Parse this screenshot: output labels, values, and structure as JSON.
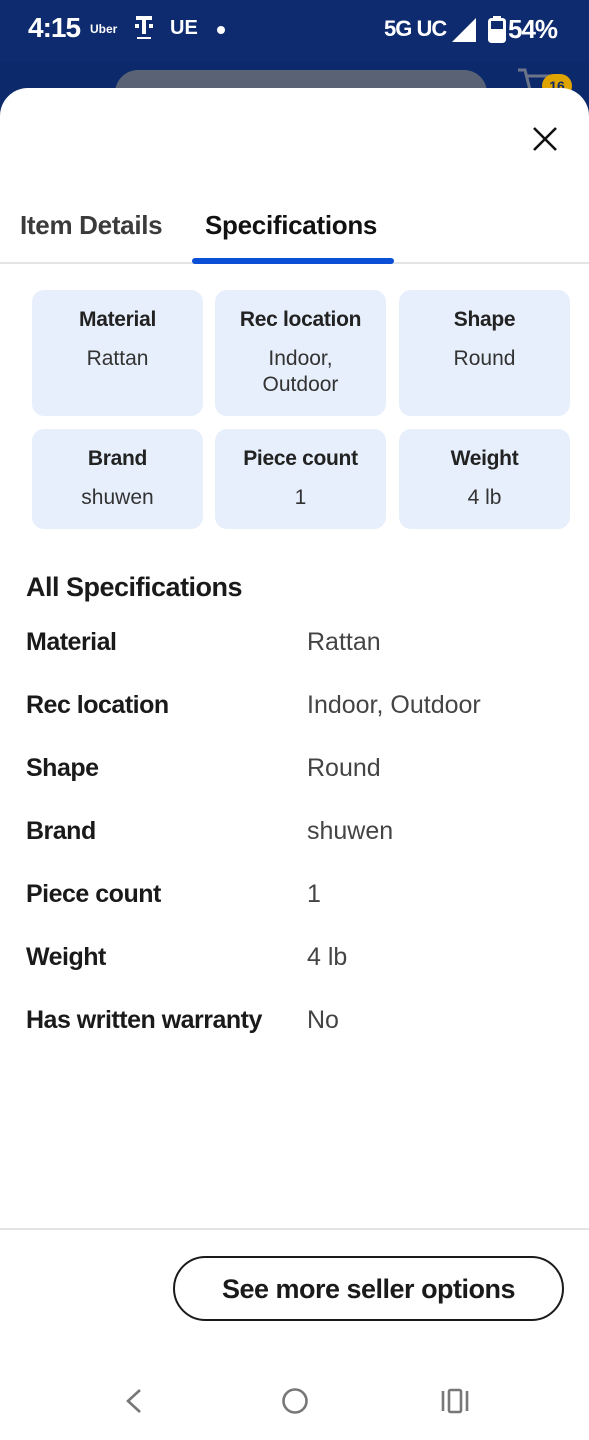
{
  "status_bar": {
    "time": "4:15",
    "uber_label": "Uber",
    "ue_label": "UE",
    "network": "5G UC",
    "battery": "54%"
  },
  "background": {
    "cart_count": "16"
  },
  "tabs": [
    {
      "label": "Item Details",
      "selected": false
    },
    {
      "label": "Specifications",
      "selected": true
    }
  ],
  "tiles": [
    {
      "label": "Material",
      "value": "Rattan"
    },
    {
      "label": "Rec location",
      "value": "Indoor, Outdoor"
    },
    {
      "label": "Shape",
      "value": "Round"
    },
    {
      "label": "Brand",
      "value": "shuwen"
    },
    {
      "label": "Piece count",
      "value": "1"
    },
    {
      "label": "Weight",
      "value": "4 lb"
    }
  ],
  "all_specs": {
    "title": "All Specifications",
    "rows": [
      {
        "name": "Material",
        "value": "Rattan"
      },
      {
        "name": "Rec location",
        "value": "Indoor, Outdoor"
      },
      {
        "name": "Shape",
        "value": "Round"
      },
      {
        "name": "Brand",
        "value": "shuwen"
      },
      {
        "name": "Piece count",
        "value": "1"
      },
      {
        "name": "Weight",
        "value": "4 lb"
      },
      {
        "name": "Has written warranty",
        "value": "No"
      }
    ]
  },
  "footer": {
    "seller_button": "See more seller options"
  },
  "colors": {
    "status_bar_bg": "#0d2b6e",
    "tab_underline": "#0a4fd6",
    "tile_bg": "#e6effb",
    "cart_badge": "#e0a400"
  },
  "icons": {
    "close": "close-icon",
    "cart": "cart-icon",
    "signal": "signal-icon",
    "battery": "battery-icon",
    "nav_back": "back-chevron-icon",
    "nav_home": "home-circle-icon",
    "nav_recent": "recent-apps-icon"
  }
}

☆ ☆ ☆ ☆ ☆

GIVEN REQUEST ::
Take the listing and print it again exactly, but without any pictures.

ANSWER FOR THE TASK ::
Parse this screenshot: output labels, values, and structure as JSON.
{
  "status_bar": {
    "time": "4:15",
    "uber_label": "Uber",
    "ue_label": "UE",
    "network": "5G UC",
    "battery": "54%"
  },
  "background": {
    "cart_count": "16"
  },
  "tabs": [
    {
      "label": "Item Details",
      "selected": false
    },
    {
      "label": "Specifications",
      "selected": true
    }
  ],
  "tiles": [
    {
      "label": "Material",
      "value": "Rattan"
    },
    {
      "label": "Rec location",
      "value": "Indoor, Outdoor"
    },
    {
      "label": "Shape",
      "value": "Round"
    },
    {
      "label": "Brand",
      "value": "shuwen"
    },
    {
      "label": "Piece count",
      "value": "1"
    },
    {
      "label": "Weight",
      "value": "4 lb"
    }
  ],
  "all_specs": {
    "title": "All Specifications",
    "rows": [
      {
        "name": "Material",
        "value": "Rattan"
      },
      {
        "name": "Rec location",
        "value": "Indoor, Outdoor"
      },
      {
        "name": "Shape",
        "value": "Round"
      },
      {
        "name": "Brand",
        "value": "shuwen"
      },
      {
        "name": "Piece count",
        "value": "1"
      },
      {
        "name": "Weight",
        "value": "4 lb"
      },
      {
        "name": "Has written warranty",
        "value": "No"
      }
    ]
  },
  "footer": {
    "seller_button": "See more seller options"
  },
  "colors": {
    "status_bar_bg": "#0d2b6e",
    "tab_underline": "#0a4fd6",
    "tile_bg": "#e6effb",
    "cart_badge": "#e0a400"
  },
  "icons": {
    "close": "close-icon",
    "cart": "cart-icon",
    "signal": "signal-icon",
    "battery": "battery-icon",
    "nav_back": "back-chevron-icon",
    "nav_home": "home-circle-icon",
    "nav_recent": "recent-apps-icon"
  }
}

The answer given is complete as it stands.